■ **BRIEF**:
No images are to be carried over; print all other material exactly as it stands.

■ **DATA SHOWN**:

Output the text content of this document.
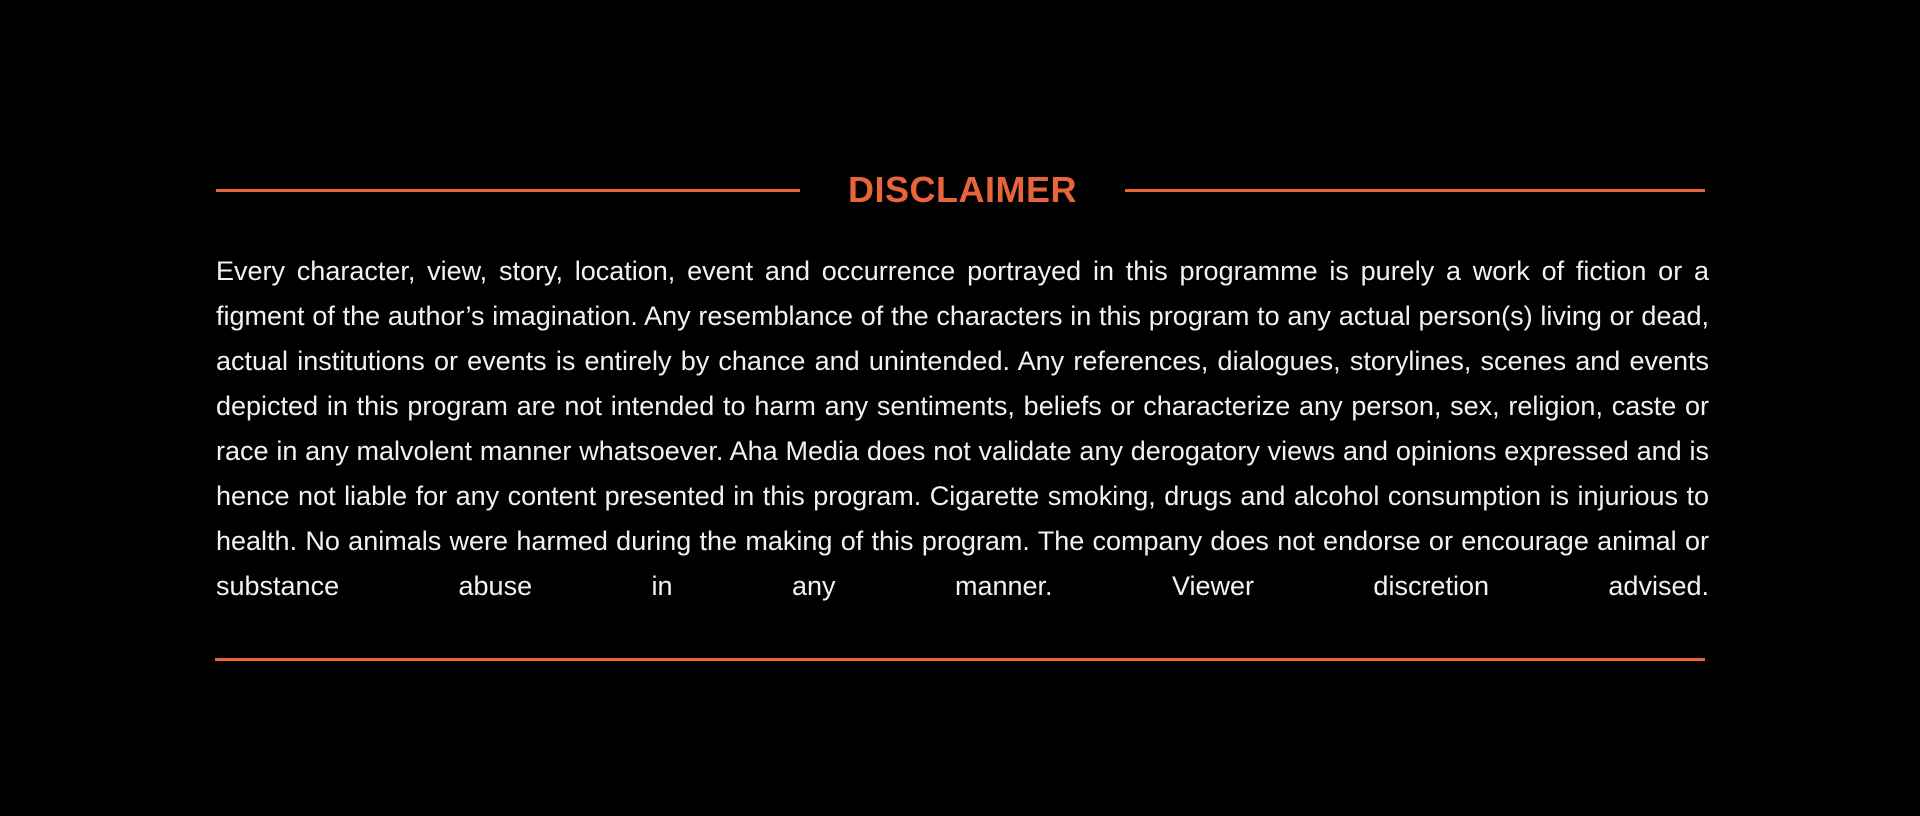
DISCLAIMER

Every character, view, story, location, event and occurrence portrayed in this programme is purely a work of fiction or a figment of the author’s imagination. Any resemblance of the characters in this program to any actual person(s) living or dead, actual institutions or events is entirely by chance and unintended. Any references, dialogues, storylines, scenes and events depicted in this program are not intended to harm any sentiments, beliefs or characterize any person, sex, religion, caste or race in any malvolent manner whatsoever. Aha Media does not validate any derogatory views and opinions expressed and is hence not liable for any content presented in this program. Cigarette smoking, drugs and alcohol consumption is injurious to health. No animals were harmed during the making of this program. The company does not endorse or encourage animal or substance abuse in any manner. Viewer discretion advised.
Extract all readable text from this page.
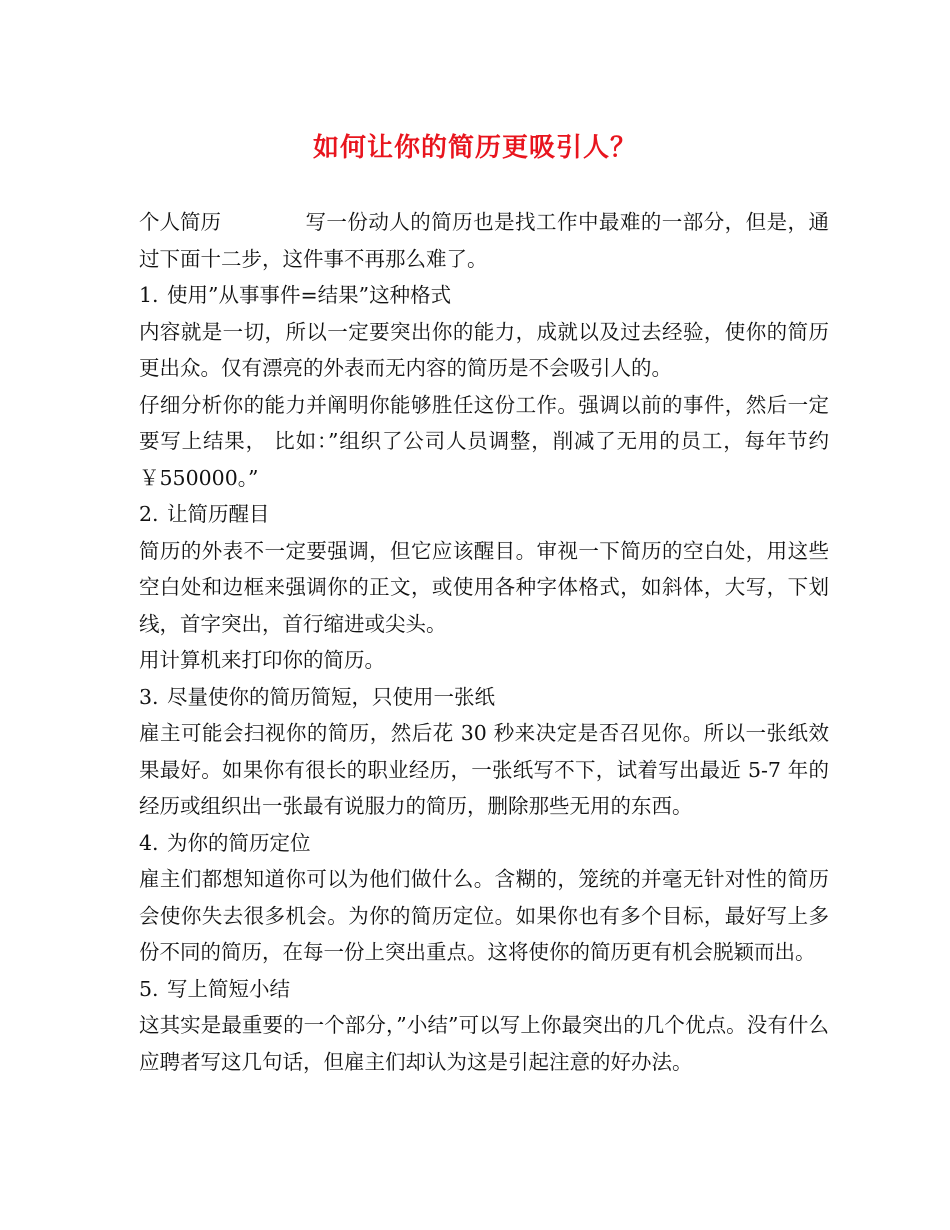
如何让你的简历更吸引人？

个人简历	写一份动人的简历也是找工作中最难的一部分，但是，通过下面十二步，这件事不再那么难了。

1. 使用”从事事件=结果”这种格式

内容就是一切，所以一定要突出你的能力，成就以及过去经验，使你的简历更出众。仅有漂亮的外表而无内容的简历是不会吸引人的。

仔细分析你的能力并阐明你能够胜任这份工作。强调以前的事件，然后一定要写上结果， 比如：”组织了公司人员调整，削减了无用的员工，每年节约￥550000。”

2. 让简历醒目

简历的外表不一定要强调，但它应该醒目。审视一下简历的空白处，用这些空白处和边框来强调你的正文，或使用各种字体格式，如斜体，大写，下划线，首字突出，首行缩进或尖头。

用计算机来打印你的简历。

3. 尽量使你的简历简短，只使用一张纸

雇主可能会扫视你的简历，然后花 30 秒来决定是否召见你。所以一张纸效果最好。如果你有很长的职业经历，一张纸写不下，试着写出最近 5-7 年的经历或组织出一张最有说服力的简历，删除那些无用的东西。

4. 为你的简历定位

雇主们都想知道你可以为他们做什么。含糊的，笼统的并毫无针对性的简历会使你失去很多机会。为你的简历定位。如果你也有多个目标，最好写上多份不同的简历，在每一份上突出重点。这将使你的简历更有机会脱颖而出。

5. 写上简短小结

这其实是最重要的一个部分，”小结”可以写上你最突出的几个优点。没有什么应聘者写这几句话，但雇主们却认为这是引起注意的好办法。
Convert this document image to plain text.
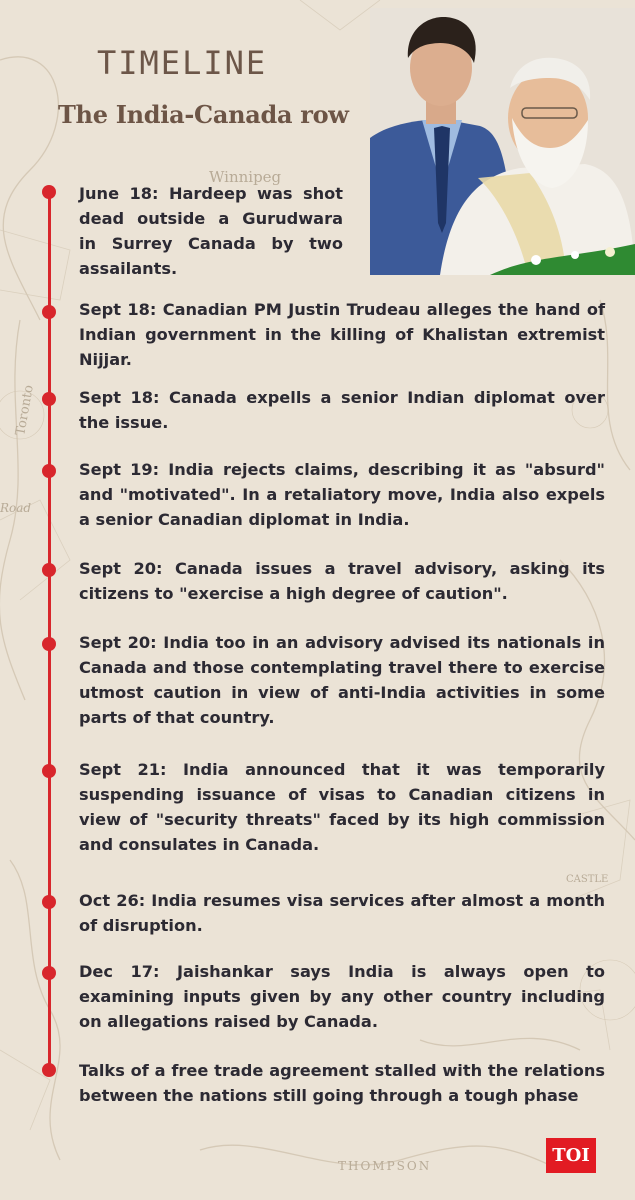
Winnipeg
Toronto
Road
CASTLE
THOMPSON
TIMELINE
The India-Canada row

June 18: Hardeep was shot dead outside a Gurudwara in Surrey Canada by two assailants.

Sept 18: Canadian PM Justin Trudeau alleges the hand of Indian government in the killing of Khalistan extremist Nijjar.

Sept 18: Canada expells a senior Indian diplomat over the issue.

Sept 19: India rejects claims, describing it as "absurd" and "motivated". In a retaliatory move, India also expels a senior Canadian diplomat in India.

Sept 20: Canada issues a travel advisory, asking its citizens to "exercise a high degree of caution".

Sept 20: India too in an advisory advised its nationals in Canada and those contemplating travel there to exercise utmost caution in view of anti-India activities in some parts of that country.

Sept 21: India announced that it was temporarily suspending issuance of visas to Canadian citizens in view of "security threats" faced by its high commission and consulates in Canada.

Oct 26: India resumes visa services after almost a month of disruption.

Dec 17: Jaishankar says India is always open to examining inputs given by any other country including on allegations raised by Canada.

Talks of a free trade agreement stalled with the relations between the nations still going through a tough phase

TOI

■ **CORRECT RESPONSE**:
Output the text content of this document.
DISCLAIMER

Every character, view, story, location, event and occurrence portrayed in this programme is purely a work of fiction or a figment of the author’s imagination. Any resemblance of the characters in this program to any actual person(s) living or dead, actual institutions or events is entirely by chance and unintended. Any references, dialogues, storylines, scenes and events depicted in this program are not intended to harm any sentiments, beliefs or characterize any person, sex, religion, caste or race in any malvolent manner whatsoever. Aha Media does not validate any derogatory views and opinions expressed and is hence not liable for any content presented in this program. Cigarette smoking, drugs and alcohol consumption is injurious to health. No animals were harmed during the making of this program. The company does not endorse or encourage animal or substance abuse in any manner. Viewer discretion advised.
Extract all readable text from this page.
如何让你的简历更吸引人？

个人简历	写一份动人的简历也是找工作中最难的一部分，但是，通过下面十二步，这件事不再那么难了。

1. 使用”从事事件=结果”这种格式

内容就是一切，所以一定要突出你的能力，成就以及过去经验，使你的简历更出众。仅有漂亮的外表而无内容的简历是不会吸引人的。

仔细分析你的能力并阐明你能够胜任这份工作。强调以前的事件，然后一定要写上结果， 比如：”组织了公司人员调整，削减了无用的员工，每年节约￥550000。”

2. 让简历醒目

简历的外表不一定要强调，但它应该醒目。审视一下简历的空白处，用这些空白处和边框来强调你的正文，或使用各种字体格式，如斜体，大写，下划线，首字突出，首行缩进或尖头。

用计算机来打印你的简历。

3. 尽量使你的简历简短，只使用一张纸

雇主可能会扫视你的简历，然后花 30 秒来决定是否召见你。所以一张纸效果最好。如果你有很长的职业经历，一张纸写不下，试着写出最近 5-7 年的经历或组织出一张最有说服力的简历，删除那些无用的东西。

4. 为你的简历定位

雇主们都想知道你可以为他们做什么。含糊的，笼统的并毫无针对性的简历会使你失去很多机会。为你的简历定位。如果你也有多个目标，最好写上多份不同的简历，在每一份上突出重点。这将使你的简历更有机会脱颖而出。

5. 写上简短小结

这其实是最重要的一个部分，”小结”可以写上你最突出的几个优点。没有什么应聘者写这几句话，但雇主们却认为这是引起注意的好办法。
Convert this document image to plain text.
Winnipeg
Toronto
Road
CASTLE
THOMPSON
TIMELINE
The India-Canada row

June 18: Hardeep was shot dead outside a Gurudwara in Surrey Canada by two assailants.

Sept 18: Canadian PM Justin Trudeau alleges the hand of Indian government in the killing of Khalistan extremist Nijjar.

Sept 18: Canada expells a senior Indian diplomat over the issue.

Sept 19: India rejects claims, describing it as "absurd" and "motivated". In a retaliatory move, India also expels a senior Canadian diplomat in India.

Sept 20: Canada issues a travel advisory, asking its citizens to "exercise a high degree of caution".

Sept 20: India too in an advisory advised its nationals in Canada and those contemplating travel there to exercise utmost caution in view of anti-India activities in some parts of that country.

Sept 21: India announced that it was temporarily suspending issuance of visas to Canadian citizens in view of "security threats" faced by its high commission and consulates in Canada.

Oct 26: India resumes visa services after almost a month of disruption.

Dec 17: Jaishankar says India is always open to examining inputs given by any other country including on allegations raised by Canada.

Talks of a free trade agreement stalled with the relations between the nations still going through a tough phase

TOI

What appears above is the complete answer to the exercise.